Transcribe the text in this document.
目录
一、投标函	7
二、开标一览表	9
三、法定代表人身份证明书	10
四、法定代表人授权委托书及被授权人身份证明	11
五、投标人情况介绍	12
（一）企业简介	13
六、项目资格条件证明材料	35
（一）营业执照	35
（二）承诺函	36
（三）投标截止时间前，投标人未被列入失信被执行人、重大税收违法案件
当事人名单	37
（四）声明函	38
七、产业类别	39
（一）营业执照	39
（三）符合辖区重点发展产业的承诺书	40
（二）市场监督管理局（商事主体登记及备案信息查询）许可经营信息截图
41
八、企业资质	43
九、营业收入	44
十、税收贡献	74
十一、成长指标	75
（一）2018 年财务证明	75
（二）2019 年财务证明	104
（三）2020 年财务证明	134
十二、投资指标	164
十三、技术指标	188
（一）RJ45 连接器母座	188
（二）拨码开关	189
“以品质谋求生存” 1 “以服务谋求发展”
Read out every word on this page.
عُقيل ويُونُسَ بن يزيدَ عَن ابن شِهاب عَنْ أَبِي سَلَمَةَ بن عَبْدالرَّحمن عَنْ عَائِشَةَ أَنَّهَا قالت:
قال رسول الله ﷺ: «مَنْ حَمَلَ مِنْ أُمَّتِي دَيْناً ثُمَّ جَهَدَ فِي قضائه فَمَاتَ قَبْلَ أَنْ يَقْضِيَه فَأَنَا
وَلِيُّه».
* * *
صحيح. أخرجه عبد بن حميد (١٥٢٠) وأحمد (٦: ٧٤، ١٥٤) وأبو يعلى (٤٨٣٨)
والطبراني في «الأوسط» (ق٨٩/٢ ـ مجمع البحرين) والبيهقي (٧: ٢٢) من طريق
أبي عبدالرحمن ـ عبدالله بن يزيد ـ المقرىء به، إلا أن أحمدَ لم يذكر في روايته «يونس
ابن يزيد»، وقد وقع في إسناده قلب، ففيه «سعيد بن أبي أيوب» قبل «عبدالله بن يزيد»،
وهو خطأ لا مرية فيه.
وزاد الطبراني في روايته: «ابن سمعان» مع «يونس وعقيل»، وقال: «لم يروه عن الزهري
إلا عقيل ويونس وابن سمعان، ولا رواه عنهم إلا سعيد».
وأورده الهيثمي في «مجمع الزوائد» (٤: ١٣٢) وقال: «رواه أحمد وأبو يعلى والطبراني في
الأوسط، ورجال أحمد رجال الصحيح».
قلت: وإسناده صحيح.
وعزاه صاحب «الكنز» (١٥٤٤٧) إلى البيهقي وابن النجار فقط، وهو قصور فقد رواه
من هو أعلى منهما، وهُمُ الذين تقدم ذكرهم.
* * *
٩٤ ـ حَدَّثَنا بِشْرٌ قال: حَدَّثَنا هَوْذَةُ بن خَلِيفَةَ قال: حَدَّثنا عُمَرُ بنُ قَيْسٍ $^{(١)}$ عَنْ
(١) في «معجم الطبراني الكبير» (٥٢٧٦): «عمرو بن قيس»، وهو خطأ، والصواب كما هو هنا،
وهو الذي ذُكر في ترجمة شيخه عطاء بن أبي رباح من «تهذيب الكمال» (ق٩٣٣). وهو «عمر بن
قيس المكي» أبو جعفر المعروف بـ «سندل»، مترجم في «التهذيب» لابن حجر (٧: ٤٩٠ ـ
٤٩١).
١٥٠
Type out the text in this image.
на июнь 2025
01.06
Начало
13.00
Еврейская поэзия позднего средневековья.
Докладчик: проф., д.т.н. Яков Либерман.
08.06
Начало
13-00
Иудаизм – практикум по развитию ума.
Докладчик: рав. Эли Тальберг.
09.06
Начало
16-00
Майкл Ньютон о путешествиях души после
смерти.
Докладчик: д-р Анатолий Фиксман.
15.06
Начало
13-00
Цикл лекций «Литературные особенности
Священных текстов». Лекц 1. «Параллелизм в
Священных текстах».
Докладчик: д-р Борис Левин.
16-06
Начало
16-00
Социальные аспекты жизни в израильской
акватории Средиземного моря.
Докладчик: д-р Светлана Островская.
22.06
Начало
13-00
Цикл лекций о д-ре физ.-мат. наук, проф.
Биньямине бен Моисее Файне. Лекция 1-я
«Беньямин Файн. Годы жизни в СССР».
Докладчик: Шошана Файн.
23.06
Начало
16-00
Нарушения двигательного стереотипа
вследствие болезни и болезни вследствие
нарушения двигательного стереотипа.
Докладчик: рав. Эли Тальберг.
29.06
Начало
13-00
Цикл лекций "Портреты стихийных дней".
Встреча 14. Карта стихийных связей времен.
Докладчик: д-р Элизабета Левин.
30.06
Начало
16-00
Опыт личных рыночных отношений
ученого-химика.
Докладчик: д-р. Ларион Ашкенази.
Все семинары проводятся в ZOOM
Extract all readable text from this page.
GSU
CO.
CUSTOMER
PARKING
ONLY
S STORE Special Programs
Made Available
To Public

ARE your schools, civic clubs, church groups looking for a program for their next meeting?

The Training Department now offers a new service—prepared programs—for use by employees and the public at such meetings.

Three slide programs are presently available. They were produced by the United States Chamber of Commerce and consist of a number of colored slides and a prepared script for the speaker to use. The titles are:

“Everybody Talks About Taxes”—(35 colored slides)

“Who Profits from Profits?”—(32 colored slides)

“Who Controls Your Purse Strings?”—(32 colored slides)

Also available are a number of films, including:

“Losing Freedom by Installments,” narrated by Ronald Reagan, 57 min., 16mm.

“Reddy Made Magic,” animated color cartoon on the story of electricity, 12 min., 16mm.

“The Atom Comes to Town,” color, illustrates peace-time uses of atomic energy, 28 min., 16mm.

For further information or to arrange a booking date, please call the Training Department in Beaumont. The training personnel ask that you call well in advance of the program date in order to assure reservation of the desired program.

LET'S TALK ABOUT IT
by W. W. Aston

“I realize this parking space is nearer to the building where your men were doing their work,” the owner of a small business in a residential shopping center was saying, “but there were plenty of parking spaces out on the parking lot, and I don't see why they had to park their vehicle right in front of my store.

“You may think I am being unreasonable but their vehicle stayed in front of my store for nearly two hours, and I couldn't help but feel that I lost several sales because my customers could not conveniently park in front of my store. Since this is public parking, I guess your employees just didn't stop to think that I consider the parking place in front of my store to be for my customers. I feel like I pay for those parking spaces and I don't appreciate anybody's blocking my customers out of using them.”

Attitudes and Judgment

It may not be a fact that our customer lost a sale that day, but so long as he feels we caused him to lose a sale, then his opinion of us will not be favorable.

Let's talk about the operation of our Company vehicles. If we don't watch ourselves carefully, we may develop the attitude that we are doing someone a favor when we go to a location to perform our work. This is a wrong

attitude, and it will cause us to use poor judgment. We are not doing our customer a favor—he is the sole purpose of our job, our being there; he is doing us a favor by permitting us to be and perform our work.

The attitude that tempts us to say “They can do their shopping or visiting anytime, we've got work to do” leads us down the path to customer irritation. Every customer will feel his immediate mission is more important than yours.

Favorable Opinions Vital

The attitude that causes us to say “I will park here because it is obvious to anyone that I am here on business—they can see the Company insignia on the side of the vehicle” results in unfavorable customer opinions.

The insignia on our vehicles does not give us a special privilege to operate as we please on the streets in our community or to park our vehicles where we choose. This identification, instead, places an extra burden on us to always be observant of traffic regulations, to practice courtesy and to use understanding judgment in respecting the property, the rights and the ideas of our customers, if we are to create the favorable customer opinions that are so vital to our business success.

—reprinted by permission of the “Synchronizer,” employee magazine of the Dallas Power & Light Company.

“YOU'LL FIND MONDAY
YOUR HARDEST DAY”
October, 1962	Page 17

◆ What is being asked:
Reproduce the records above exactly.

◆ Written response:
Transcribe the text in this document.
目录
一、投标函	7
二、开标一览表	9
三、法定代表人身份证明书	10
四、法定代表人授权委托书及被授权人身份证明	11
五、投标人情况介绍	12
（一）企业简介	13
六、项目资格条件证明材料	35
（一）营业执照	35
（二）承诺函	36
（三）投标截止时间前，投标人未被列入失信被执行人、重大税收违法案件
当事人名单	37
（四）声明函	38
七、产业类别	39
（一）营业执照	39
（三）符合辖区重点发展产业的承诺书	40
（二）市场监督管理局（商事主体登记及备案信息查询）许可经营信息截图
41
八、企业资质	43
九、营业收入	44
十、税收贡献	74
十一、成长指标	75
（一）2018 年财务证明	75
（二）2019 年财务证明	104
（三）2020 年财务证明	134
十二、投资指标	164
十三、技术指标	188
（一）RJ45 连接器母座	188
（二）拨码开关	189
“以品质谋求生存” 1 “以服务谋求发展”
Read out every word on this page.
عُقيل ويُونُسَ بن يزيدَ عَن ابن شِهاب عَنْ أَبِي سَلَمَةَ بن عَبْدالرَّحمن عَنْ عَائِشَةَ أَنَّهَا قالت:
قال رسول الله ﷺ: «مَنْ حَمَلَ مِنْ أُمَّتِي دَيْناً ثُمَّ جَهَدَ فِي قضائه فَمَاتَ قَبْلَ أَنْ يَقْضِيَه فَأَنَا
وَلِيُّه».
* * *
صحيح. أخرجه عبد بن حميد (١٥٢٠) وأحمد (٦: ٧٤، ١٥٤) وأبو يعلى (٤٨٣٨)
والطبراني في «الأوسط» (ق٨٩/٢ ـ مجمع البحرين) والبيهقي (٧: ٢٢) من طريق
أبي عبدالرحمن ـ عبدالله بن يزيد ـ المقرىء به، إلا أن أحمدَ لم يذكر في روايته «يونس
ابن يزيد»، وقد وقع في إسناده قلب، ففيه «سعيد بن أبي أيوب» قبل «عبدالله بن يزيد»،
وهو خطأ لا مرية فيه.
وزاد الطبراني في روايته: «ابن سمعان» مع «يونس وعقيل»، وقال: «لم يروه عن الزهري
إلا عقيل ويونس وابن سمعان، ولا رواه عنهم إلا سعيد».
وأورده الهيثمي في «مجمع الزوائد» (٤: ١٣٢) وقال: «رواه أحمد وأبو يعلى والطبراني في
الأوسط، ورجال أحمد رجال الصحيح».
قلت: وإسناده صحيح.
وعزاه صاحب «الكنز» (١٥٤٤٧) إلى البيهقي وابن النجار فقط، وهو قصور فقد رواه
من هو أعلى منهما، وهُمُ الذين تقدم ذكرهم.
* * *
٩٤ ـ حَدَّثَنا بِشْرٌ قال: حَدَّثَنا هَوْذَةُ بن خَلِيفَةَ قال: حَدَّثنا عُمَرُ بنُ قَيْسٍ $^{(١)}$ عَنْ
(١) في «معجم الطبراني الكبير» (٥٢٧٦): «عمرو بن قيس»، وهو خطأ، والصواب كما هو هنا،
وهو الذي ذُكر في ترجمة شيخه عطاء بن أبي رباح من «تهذيب الكمال» (ق٩٣٣). وهو «عمر بن
قيس المكي» أبو جعفر المعروف بـ «سندل»، مترجم في «التهذيب» لابن حجر (٧: ٤٩٠ ـ
٤٩١).
١٥٠
Type out the text in this image.
на июнь 2025
01.06
Начало
13.00
Еврейская поэзия позднего средневековья.
Докладчик: проф., д.т.н. Яков Либерман.
08.06
Начало
13-00
Иудаизм – практикум по развитию ума.
Докладчик: рав. Эли Тальберг.
09.06
Начало
16-00
Майкл Ньютон о путешествиях души после
смерти.
Докладчик: д-р Анатолий Фиксман.
15.06
Начало
13-00
Цикл лекций «Литературные особенности
Священных текстов». Лекц 1. «Параллелизм в
Священных текстах».
Докладчик: д-р Борис Левин.
16-06
Начало
16-00
Социальные аспекты жизни в израильской
акватории Средиземного моря.
Докладчик: д-р Светлана Островская.
22.06
Начало
13-00
Цикл лекций о д-ре физ.-мат. наук, проф.
Биньямине бен Моисее Файне. Лекция 1-я
«Беньямин Файн. Годы жизни в СССР».
Докладчик: Шошана Файн.
23.06
Начало
16-00
Нарушения двигательного стереотипа
вследствие болезни и болезни вследствие
нарушения двигательного стереотипа.
Докладчик: рав. Эли Тальберг.
29.06
Начало
13-00
Цикл лекций "Портреты стихийных дней".
Встреча 14. Карта стихийных связей времен.
Докладчик: д-р Элизабета Левин.
30.06
Начало
16-00
Опыт личных рыночных отношений
ученого-химика.
Докладчик: д-р. Ларион Ашкенази.
Все семинары проводятся в ZOOM
Extract all readable text from this page.
GSU
CO.
CUSTOMER
PARKING
ONLY
S STORE Special Programs
Made Available
To Public

ARE your schools, civic clubs, church groups looking for a program for their next meeting?

The Training Department now offers a new service—prepared programs—for use by employees and the public at such meetings.

Three slide programs are presently available. They were produced by the United States Chamber of Commerce and consist of a number of colored slides and a prepared script for the speaker to use. The titles are:

“Everybody Talks About Taxes”—(35 colored slides)

“Who Profits from Profits?”—(32 colored slides)

“Who Controls Your Purse Strings?”—(32 colored slides)

Also available are a number of films, including:

“Losing Freedom by Installments,” narrated by Ronald Reagan, 57 min., 16mm.

“Reddy Made Magic,” animated color cartoon on the story of electricity, 12 min., 16mm.

“The Atom Comes to Town,” color, illustrates peace-time uses of atomic energy, 28 min., 16mm.

For further information or to arrange a booking date, please call the Training Department in Beaumont. The training personnel ask that you call well in advance of the program date in order to assure reservation of the desired program.

LET'S TALK ABOUT IT
by W. W. Aston

“I realize this parking space is nearer to the building where your men were doing their work,” the owner of a small business in a residential shopping center was saying, “but there were plenty of parking spaces out on the parking lot, and I don't see why they had to park their vehicle right in front of my store.

“You may think I am being unreasonable but their vehicle stayed in front of my store for nearly two hours, and I couldn't help but feel that I lost several sales because my customers could not conveniently park in front of my store. Since this is public parking, I guess your employees just didn't stop to think that I consider the parking place in front of my store to be for my customers. I feel like I pay for those parking spaces and I don't appreciate anybody's blocking my customers out of using them.”

Attitudes and Judgment

It may not be a fact that our customer lost a sale that day, but so long as he feels we caused him to lose a sale, then his opinion of us will not be favorable.

Let's talk about the operation of our Company vehicles. If we don't watch ourselves carefully, we may develop the attitude that we are doing someone a favor when we go to a location to perform our work. This is a wrong

attitude, and it will cause us to use poor judgment. We are not doing our customer a favor—he is the sole purpose of our job, our being there; he is doing us a favor by permitting us to be and perform our work.

The attitude that tempts us to say “They can do their shopping or visiting anytime, we've got work to do” leads us down the path to customer irritation. Every customer will feel his immediate mission is more important than yours.

Favorable Opinions Vital

The attitude that causes us to say “I will park here because it is obvious to anyone that I am here on business—they can see the Company insignia on the side of the vehicle” results in unfavorable customer opinions.

The insignia on our vehicles does not give us a special privilege to operate as we please on the streets in our community or to park our vehicles where we choose. This identification, instead, places an extra burden on us to always be observant of traffic regulations, to practice courtesy and to use understanding judgment in respecting the property, the rights and the ideas of our customers, if we are to create the favorable customer opinions that are so vital to our business success.

—reprinted by permission of the “Synchronizer,” employee magazine of the Dallas Power & Light Company.

“YOU'LL FIND MONDAY
YOUR HARDEST DAY”
October, 1962	Page 17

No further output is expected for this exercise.